▸ STATED TASK
Exclude the pictures; give every entry again exactly as written.

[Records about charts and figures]
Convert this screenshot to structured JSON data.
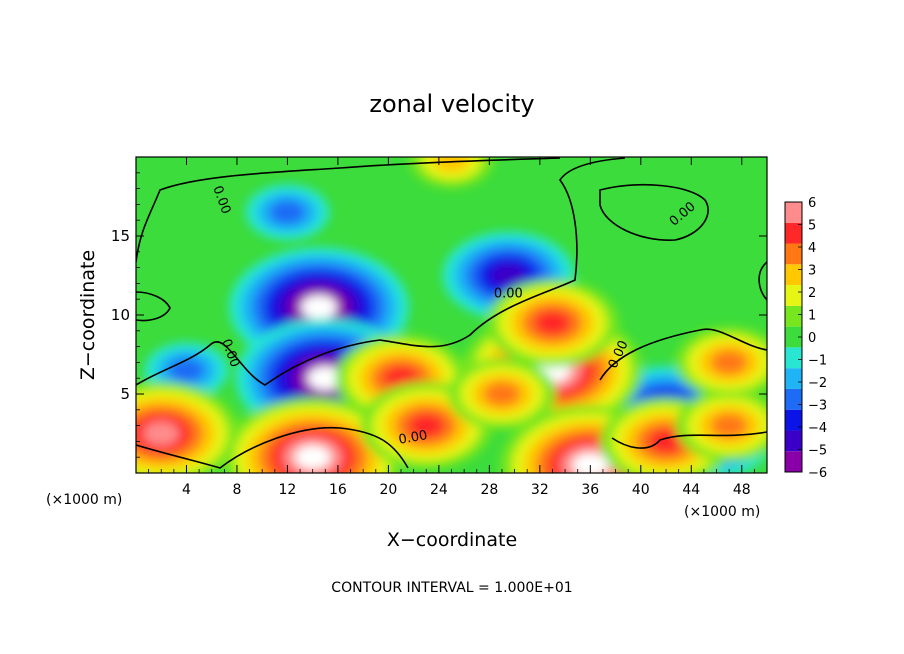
{
  "chart_data": {
    "type": "heatmap",
    "title": "zonal velocity",
    "xlabel": "X−coordinate",
    "ylabel": "Z−coordinate",
    "x_unit_label": "(×1000 m)",
    "x_unit_label_right": "(×1000 m)",
    "footer": "CONTOUR INTERVAL = 1.000E+01",
    "xlim": [
      0,
      50
    ],
    "ylim": [
      0,
      20
    ],
    "x_ticks": [
      4,
      8,
      12,
      16,
      20,
      24,
      28,
      32,
      36,
      40,
      44,
      48
    ],
    "y_ticks": [
      5,
      10,
      15
    ],
    "contour_level_label": "0.00",
    "colorbar": {
      "min": -6,
      "max": 6,
      "tick_labels": [
        "6",
        "5",
        "4",
        "3",
        "2",
        "1",
        "0",
        "−1",
        "−2",
        "−3",
        "−4",
        "−5",
        "−6"
      ],
      "colors": [
        "#8a00a8",
        "#3a00c8",
        "#0a14e6",
        "#1e6cf5",
        "#1eb4f5",
        "#28e6d2",
        "#3cdc3c",
        "#78e61e",
        "#e6f514",
        "#ffc800",
        "#ff7814",
        "#ff2828",
        "#ff8c8c"
      ]
    },
    "features": [
      {
        "type": "low",
        "x": 14.5,
        "z": 10.5,
        "value": -7
      },
      {
        "type": "low",
        "x": 15,
        "z": 6,
        "value": -6.5
      },
      {
        "type": "low",
        "x": 29.5,
        "z": 12.5,
        "value": -4.5
      },
      {
        "type": "low",
        "x": 12,
        "z": 16.5,
        "value": -2.5
      },
      {
        "type": "low",
        "x": 42,
        "z": 4,
        "value": -5
      },
      {
        "type": "low",
        "x": 46,
        "z": 2,
        "value": -3.5
      },
      {
        "type": "low",
        "x": 4,
        "z": 6.5,
        "value": -3
      },
      {
        "type": "low",
        "x": 26,
        "z": 5,
        "value": -2.5
      },
      {
        "type": "low",
        "x": 38,
        "z": 2,
        "value": -3
      },
      {
        "type": "low",
        "x": 20,
        "z": 2,
        "value": -2.5
      },
      {
        "type": "high",
        "x": 14,
        "z": 1,
        "value": 7
      },
      {
        "type": "high",
        "x": 33,
        "z": 6.5,
        "value": 6.5
      },
      {
        "type": "high",
        "x": 33,
        "z": 9.5,
        "value": 5
      },
      {
        "type": "high",
        "x": 2,
        "z": 2.5,
        "value": 6
      },
      {
        "type": "high",
        "x": 21,
        "z": 6,
        "value": 4.5
      },
      {
        "type": "high",
        "x": 23,
        "z": 3,
        "value": 4.5
      },
      {
        "type": "high",
        "x": 29,
        "z": 5,
        "value": 4
      },
      {
        "type": "high",
        "x": 36,
        "z": 0.5,
        "value": 6.5
      },
      {
        "type": "high",
        "x": 42,
        "z": 2,
        "value": 5
      },
      {
        "type": "high",
        "x": 47,
        "z": 3,
        "value": 4
      },
      {
        "type": "high",
        "x": 47,
        "z": 7,
        "value": 4
      },
      {
        "type": "high",
        "x": 25,
        "z": 19.8,
        "value": 3
      }
    ]
  }
}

▸ COMPLETED EXERCISE
Convert this screenshot to structured JSON data.
{
  "chart_data": {
    "type": "heatmap",
    "title": "zonal velocity",
    "xlabel": "X−coordinate",
    "ylabel": "Z−coordinate",
    "x_unit_label": "(×1000 m)",
    "x_unit_label_right": "(×1000 m)",
    "footer": "CONTOUR INTERVAL = 1.000E+01",
    "xlim": [
      0,
      50
    ],
    "ylim": [
      0,
      20
    ],
    "x_ticks": [
      4,
      8,
      12,
      16,
      20,
      24,
      28,
      32,
      36,
      40,
      44,
      48
    ],
    "y_ticks": [
      5,
      10,
      15
    ],
    "contour_level_label": "0.00",
    "colorbar": {
      "min": -6,
      "max": 6,
      "tick_labels": [
        "6",
        "5",
        "4",
        "3",
        "2",
        "1",
        "0",
        "−1",
        "−2",
        "−3",
        "−4",
        "−5",
        "−6"
      ],
      "colors": [
        "#8a00a8",
        "#3a00c8",
        "#0a14e6",
        "#1e6cf5",
        "#1eb4f5",
        "#28e6d2",
        "#3cdc3c",
        "#78e61e",
        "#e6f514",
        "#ffc800",
        "#ff7814",
        "#ff2828",
        "#ff8c8c"
      ]
    },
    "features": [
      {
        "type": "low",
        "x": 14.5,
        "z": 10.5,
        "value": -7
      },
      {
        "type": "low",
        "x": 15,
        "z": 6,
        "value": -6.5
      },
      {
        "type": "low",
        "x": 29.5,
        "z": 12.5,
        "value": -4.5
      },
      {
        "type": "low",
        "x": 12,
        "z": 16.5,
        "value": -2.5
      },
      {
        "type": "low",
        "x": 42,
        "z": 4,
        "value": -5
      },
      {
        "type": "low",
        "x": 46,
        "z": 2,
        "value": -3.5
      },
      {
        "type": "low",
        "x": 4,
        "z": 6.5,
        "value": -3
      },
      {
        "type": "low",
        "x": 26,
        "z": 5,
        "value": -2.5
      },
      {
        "type": "low",
        "x": 38,
        "z": 2,
        "value": -3
      },
      {
        "type": "low",
        "x": 20,
        "z": 2,
        "value": -2.5
      },
      {
        "type": "high",
        "x": 14,
        "z": 1,
        "value": 7
      },
      {
        "type": "high",
        "x": 33,
        "z": 6.5,
        "value": 6.5
      },
      {
        "type": "high",
        "x": 33,
        "z": 9.5,
        "value": 5
      },
      {
        "type": "high",
        "x": 2,
        "z": 2.5,
        "value": 6
      },
      {
        "type": "high",
        "x": 21,
        "z": 6,
        "value": 4.5
      },
      {
        "type": "high",
        "x": 23,
        "z": 3,
        "value": 4.5
      },
      {
        "type": "high",
        "x": 29,
        "z": 5,
        "value": 4
      },
      {
        "type": "high",
        "x": 36,
        "z": 0.5,
        "value": 6.5
      },
      {
        "type": "high",
        "x": 42,
        "z": 2,
        "value": 5
      },
      {
        "type": "high",
        "x": 47,
        "z": 3,
        "value": 4
      },
      {
        "type": "high",
        "x": 47,
        "z": 7,
        "value": 4
      },
      {
        "type": "high",
        "x": 25,
        "z": 19.8,
        "value": 3
      }
    ]
  }
}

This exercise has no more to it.